- TASK
Tally every line of the listing where the string "highlighted" is found, and state the total alone.

- MATERIAL SHOWN

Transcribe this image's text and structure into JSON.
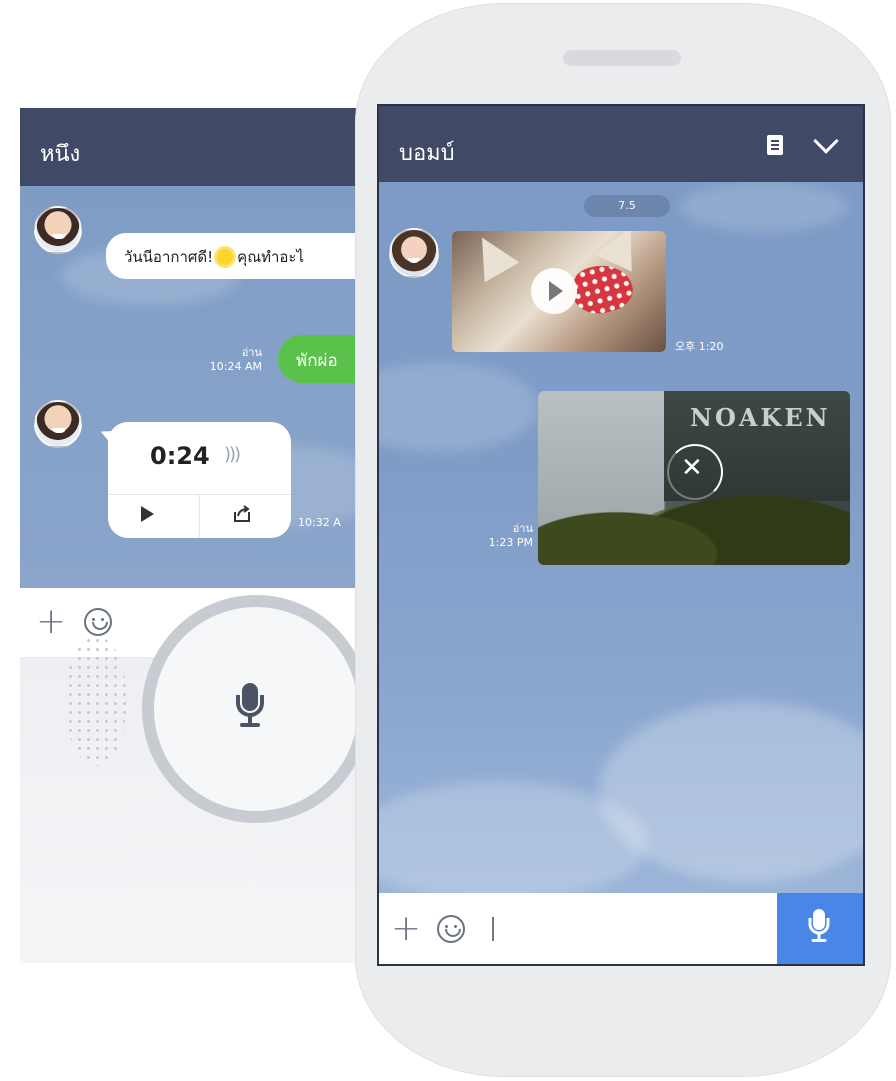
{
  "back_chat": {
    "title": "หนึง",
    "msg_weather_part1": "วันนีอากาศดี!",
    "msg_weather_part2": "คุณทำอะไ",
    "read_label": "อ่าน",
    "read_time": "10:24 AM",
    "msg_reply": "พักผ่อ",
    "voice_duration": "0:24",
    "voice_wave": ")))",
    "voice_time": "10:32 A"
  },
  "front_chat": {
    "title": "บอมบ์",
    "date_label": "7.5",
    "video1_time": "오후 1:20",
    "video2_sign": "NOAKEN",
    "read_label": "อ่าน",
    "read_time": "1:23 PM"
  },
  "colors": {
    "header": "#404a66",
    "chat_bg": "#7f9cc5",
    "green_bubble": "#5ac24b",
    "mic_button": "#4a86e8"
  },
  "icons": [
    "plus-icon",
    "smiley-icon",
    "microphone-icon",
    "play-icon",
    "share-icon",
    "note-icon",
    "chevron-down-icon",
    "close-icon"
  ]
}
* * *
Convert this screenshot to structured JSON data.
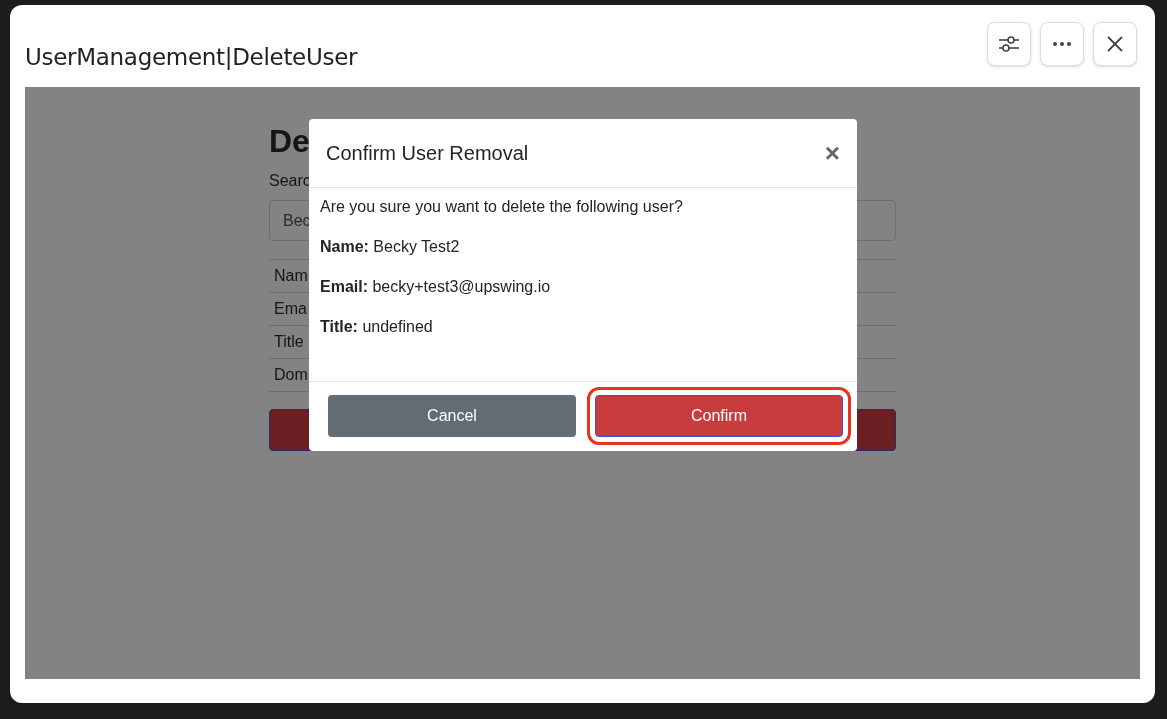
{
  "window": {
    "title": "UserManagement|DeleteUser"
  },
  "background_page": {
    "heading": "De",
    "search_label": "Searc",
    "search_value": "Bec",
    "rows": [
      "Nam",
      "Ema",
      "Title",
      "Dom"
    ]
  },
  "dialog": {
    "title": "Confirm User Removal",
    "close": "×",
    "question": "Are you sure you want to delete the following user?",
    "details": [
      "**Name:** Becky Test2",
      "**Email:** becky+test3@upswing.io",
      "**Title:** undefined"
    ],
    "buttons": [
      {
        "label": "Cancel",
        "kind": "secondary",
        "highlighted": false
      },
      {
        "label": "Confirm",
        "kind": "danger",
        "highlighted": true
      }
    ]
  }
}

- SOLUTION
2